(Given task): Using the data below, copy every line that contains the word "letter".

(Data shown):
---*---

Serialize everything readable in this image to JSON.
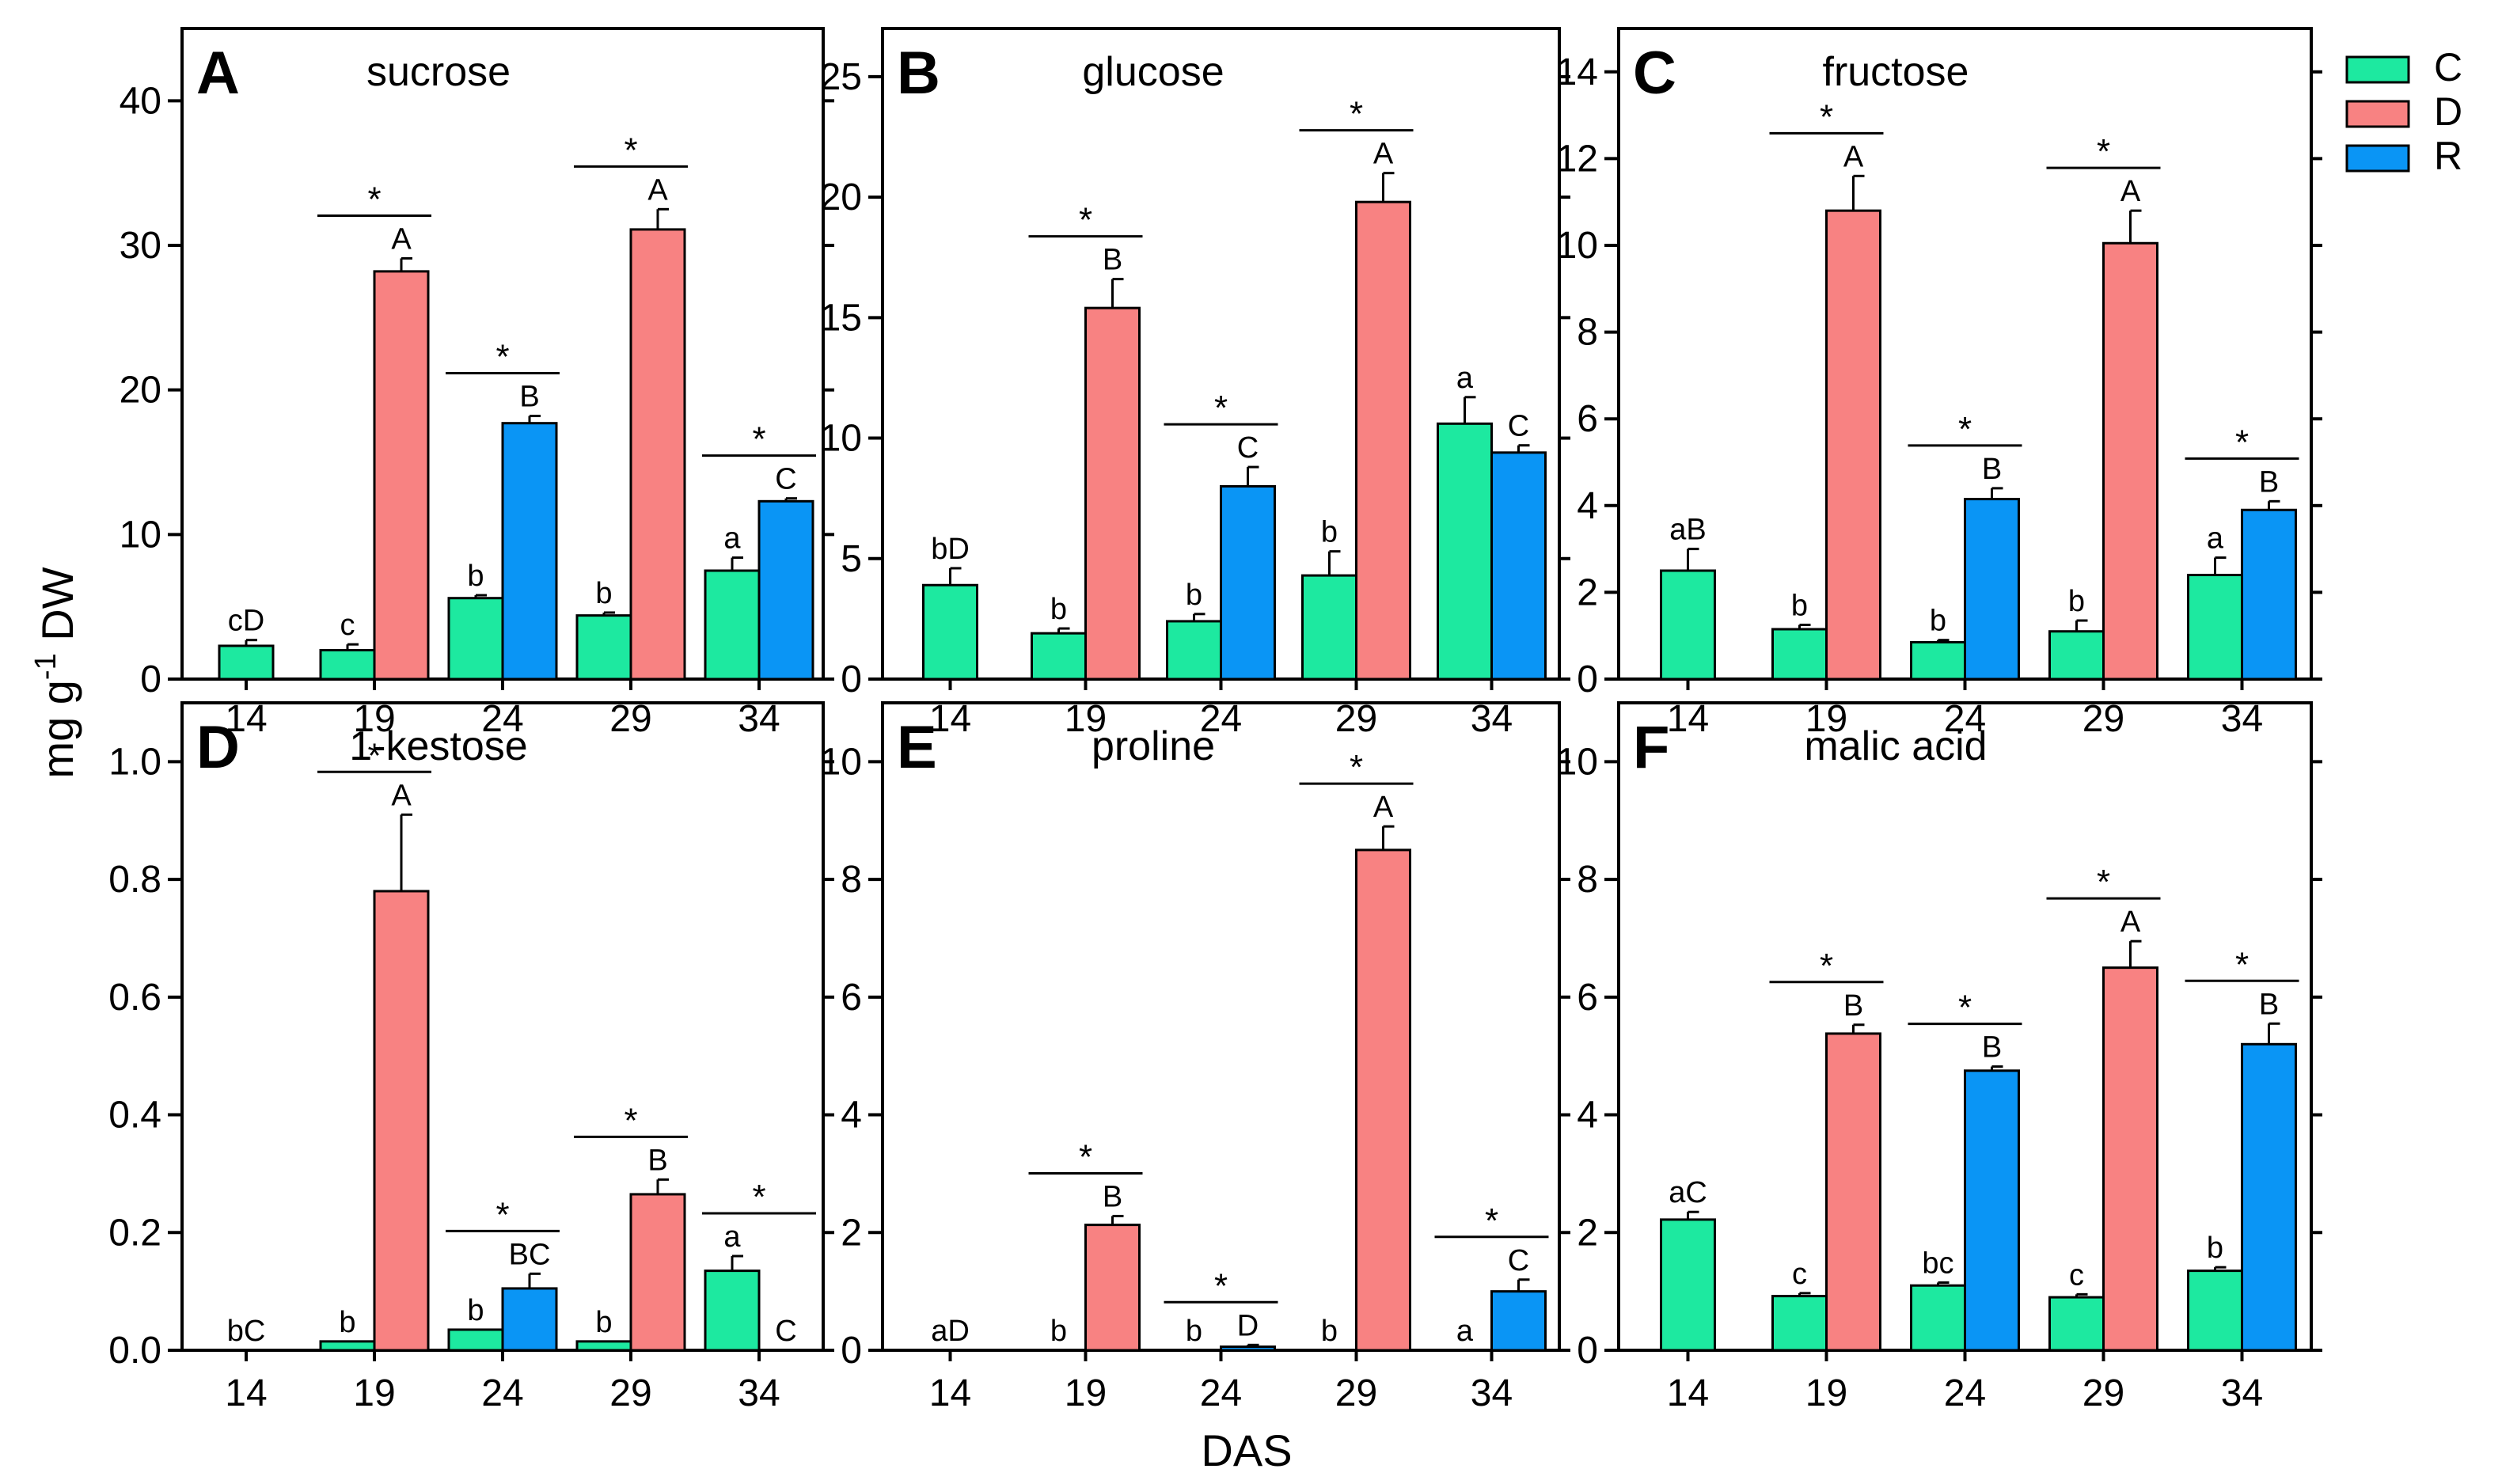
{
  "colors": {
    "C": "#1de9a0",
    "D": "#f88282",
    "R": "#0a95f5"
  },
  "y_axis_label": {
    "main": "mg g",
    "sup": "-1",
    "unit": " DW"
  },
  "x_axis_title": "DAS",
  "legend": [
    {
      "key": "C",
      "label": "C"
    },
    {
      "key": "D",
      "label": "D"
    },
    {
      "key": "R",
      "label": "R"
    }
  ],
  "chart_data": [
    {
      "type": "bar",
      "letter": "A",
      "title": "sucrose",
      "ylim": [
        0,
        45
      ],
      "yticks": [
        0,
        10,
        20,
        30,
        40
      ],
      "yticklabels": [
        "0",
        "10",
        "20",
        "30",
        "40"
      ],
      "categories": [
        "14",
        "19",
        "24",
        "29",
        "34"
      ],
      "groups": [
        {
          "bars": [
            {
              "series": "C",
              "value": 2.3,
              "err": 0.4,
              "label": "cD"
            }
          ]
        },
        {
          "bars": [
            {
              "series": "C",
              "value": 2.0,
              "err": 0.4,
              "label": "c"
            },
            {
              "series": "D",
              "value": 28.2,
              "err": 0.9,
              "label": "A"
            }
          ],
          "star": "*"
        },
        {
          "bars": [
            {
              "series": "C",
              "value": 5.6,
              "err": 0.2,
              "label": "b"
            },
            {
              "series": "R",
              "value": 17.7,
              "err": 0.5,
              "label": "B"
            }
          ],
          "star": "*"
        },
        {
          "bars": [
            {
              "series": "C",
              "value": 4.4,
              "err": 0.2,
              "label": "b"
            },
            {
              "series": "D",
              "value": 31.1,
              "err": 1.4,
              "label": "A"
            }
          ],
          "star": "*"
        },
        {
          "bars": [
            {
              "series": "C",
              "value": 7.5,
              "err": 0.9,
              "label": "a"
            },
            {
              "series": "R",
              "value": 12.3,
              "err": 0.2,
              "label": "C"
            }
          ],
          "star": "*"
        }
      ]
    },
    {
      "type": "bar",
      "letter": "B",
      "title": "glucose",
      "ylim": [
        0,
        27
      ],
      "yticks": [
        0,
        5,
        10,
        15,
        20,
        25
      ],
      "yticklabels": [
        "0",
        "5",
        "10",
        "15",
        "20",
        "25"
      ],
      "categories": [
        "14",
        "19",
        "24",
        "29",
        "34"
      ],
      "groups": [
        {
          "bars": [
            {
              "series": "C",
              "value": 3.9,
              "err": 0.7,
              "label": "bD"
            }
          ]
        },
        {
          "bars": [
            {
              "series": "C",
              "value": 1.9,
              "err": 0.2,
              "label": "b"
            },
            {
              "series": "D",
              "value": 15.4,
              "err": 1.2,
              "label": "B"
            }
          ],
          "star": "*"
        },
        {
          "bars": [
            {
              "series": "C",
              "value": 2.4,
              "err": 0.3,
              "label": "b"
            },
            {
              "series": "R",
              "value": 8.0,
              "err": 0.8,
              "label": "C"
            }
          ],
          "star": "*"
        },
        {
          "bars": [
            {
              "series": "C",
              "value": 4.3,
              "err": 1.0,
              "label": "b"
            },
            {
              "series": "D",
              "value": 19.8,
              "err": 1.2,
              "label": "A"
            }
          ],
          "star": "*"
        },
        {
          "bars": [
            {
              "series": "C",
              "value": 10.6,
              "err": 1.1,
              "label": "a"
            },
            {
              "series": "R",
              "value": 9.4,
              "err": 0.3,
              "label": "C"
            }
          ]
        }
      ]
    },
    {
      "type": "bar",
      "letter": "C",
      "title": "fructose",
      "ylim": [
        0,
        15
      ],
      "yticks": [
        0,
        2,
        4,
        6,
        8,
        10,
        12,
        14
      ],
      "yticklabels": [
        "0",
        "2",
        "4",
        "6",
        "8",
        "10",
        "12",
        "14"
      ],
      "categories": [
        "14",
        "19",
        "24",
        "29",
        "34"
      ],
      "groups": [
        {
          "bars": [
            {
              "series": "C",
              "value": 2.5,
              "err": 0.5,
              "label": "aB"
            }
          ]
        },
        {
          "bars": [
            {
              "series": "C",
              "value": 1.15,
              "err": 0.1,
              "label": "b"
            },
            {
              "series": "D",
              "value": 10.8,
              "err": 0.8,
              "label": "A"
            }
          ],
          "star": "*"
        },
        {
          "bars": [
            {
              "series": "C",
              "value": 0.85,
              "err": 0.05,
              "label": "b"
            },
            {
              "series": "R",
              "value": 4.15,
              "err": 0.25,
              "label": "B"
            }
          ],
          "star": "*"
        },
        {
          "bars": [
            {
              "series": "C",
              "value": 1.1,
              "err": 0.25,
              "label": "b"
            },
            {
              "series": "D",
              "value": 10.05,
              "err": 0.75,
              "label": "A"
            }
          ],
          "star": "*"
        },
        {
          "bars": [
            {
              "series": "C",
              "value": 2.4,
              "err": 0.4,
              "label": "a"
            },
            {
              "series": "R",
              "value": 3.9,
              "err": 0.2,
              "label": "B"
            }
          ],
          "star": "*"
        }
      ]
    },
    {
      "type": "bar",
      "letter": "D",
      "title": "1-kestose",
      "ylim": [
        0,
        1.1
      ],
      "yticks": [
        0,
        0.2,
        0.4,
        0.6,
        0.8,
        1.0
      ],
      "yticklabels": [
        "0.0",
        "0.2",
        "0.4",
        "0.6",
        "0.8",
        "1.0"
      ],
      "categories": [
        "14",
        "19",
        "24",
        "29",
        "34"
      ],
      "groups": [
        {
          "bars": [
            {
              "series": "C",
              "value": 0,
              "err": 0,
              "label": "bC"
            }
          ]
        },
        {
          "bars": [
            {
              "series": "C",
              "value": 0.015,
              "err": 0,
              "label": "b"
            },
            {
              "series": "D",
              "value": 0.78,
              "err": 0.13,
              "label": "A"
            }
          ],
          "star": "*"
        },
        {
          "bars": [
            {
              "series": "C",
              "value": 0.035,
              "err": 0,
              "label": "b"
            },
            {
              "series": "R",
              "value": 0.105,
              "err": 0.025,
              "label": "BC"
            }
          ],
          "star": "*"
        },
        {
          "bars": [
            {
              "series": "C",
              "value": 0.015,
              "err": 0,
              "label": "b"
            },
            {
              "series": "D",
              "value": 0.265,
              "err": 0.025,
              "label": "B"
            }
          ],
          "star": "*"
        },
        {
          "bars": [
            {
              "series": "C",
              "value": 0.135,
              "err": 0.025,
              "label": "a"
            },
            {
              "series": "R",
              "value": 0,
              "err": 0,
              "label": "C"
            }
          ],
          "star": "*"
        }
      ]
    },
    {
      "type": "bar",
      "letter": "E",
      "title": "proline",
      "ylim": [
        0,
        11
      ],
      "yticks": [
        0,
        2,
        4,
        6,
        8,
        10
      ],
      "yticklabels": [
        "0",
        "2",
        "4",
        "6",
        "8",
        "10"
      ],
      "categories": [
        "14",
        "19",
        "24",
        "29",
        "34"
      ],
      "groups": [
        {
          "bars": [
            {
              "series": "C",
              "value": 0,
              "err": 0,
              "label": "aD"
            }
          ]
        },
        {
          "bars": [
            {
              "series": "C",
              "value": 0,
              "err": 0,
              "label": "b"
            },
            {
              "series": "D",
              "value": 2.13,
              "err": 0.15,
              "label": "B"
            }
          ],
          "star": "*"
        },
        {
          "bars": [
            {
              "series": "C",
              "value": 0,
              "err": 0,
              "label": "b"
            },
            {
              "series": "R",
              "value": 0.06,
              "err": 0.03,
              "label": "D"
            }
          ],
          "star": "*"
        },
        {
          "bars": [
            {
              "series": "C",
              "value": 0,
              "err": 0,
              "label": "b"
            },
            {
              "series": "D",
              "value": 8.5,
              "err": 0.4,
              "label": "A"
            }
          ],
          "star": "*"
        },
        {
          "bars": [
            {
              "series": "C",
              "value": 0,
              "err": 0,
              "label": "a"
            },
            {
              "series": "R",
              "value": 1.0,
              "err": 0.2,
              "label": "C"
            }
          ],
          "star": "*"
        }
      ]
    },
    {
      "type": "bar",
      "letter": "F",
      "title": "malic acid",
      "ylim": [
        0,
        11
      ],
      "yticks": [
        0,
        2,
        4,
        6,
        8,
        10
      ],
      "yticklabels": [
        "0",
        "2",
        "4",
        "6",
        "8",
        "10"
      ],
      "categories": [
        "14",
        "19",
        "24",
        "29",
        "34"
      ],
      "groups": [
        {
          "bars": [
            {
              "series": "C",
              "value": 2.22,
              "err": 0.13,
              "label": "aC"
            }
          ]
        },
        {
          "bars": [
            {
              "series": "C",
              "value": 0.92,
              "err": 0.05,
              "label": "c"
            },
            {
              "series": "D",
              "value": 5.38,
              "err": 0.15,
              "label": "B"
            }
          ],
          "star": "*"
        },
        {
          "bars": [
            {
              "series": "C",
              "value": 1.1,
              "err": 0.05,
              "label": "bc"
            },
            {
              "series": "R",
              "value": 4.75,
              "err": 0.07,
              "label": "B"
            }
          ],
          "star": "*"
        },
        {
          "bars": [
            {
              "series": "C",
              "value": 0.9,
              "err": 0.05,
              "label": "c"
            },
            {
              "series": "D",
              "value": 6.5,
              "err": 0.45,
              "label": "A"
            }
          ],
          "star": "*"
        },
        {
          "bars": [
            {
              "series": "C",
              "value": 1.35,
              "err": 0.06,
              "label": "b"
            },
            {
              "series": "R",
              "value": 5.2,
              "err": 0.35,
              "label": "B"
            }
          ],
          "star": "*"
        }
      ]
    }
  ]
}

---*---

(Answer to the exercise):
      "letter": "A",
      "letter": "B",
      "letter": "C",
      "letter": "D",
      "letter": "E",
      "letter": "F",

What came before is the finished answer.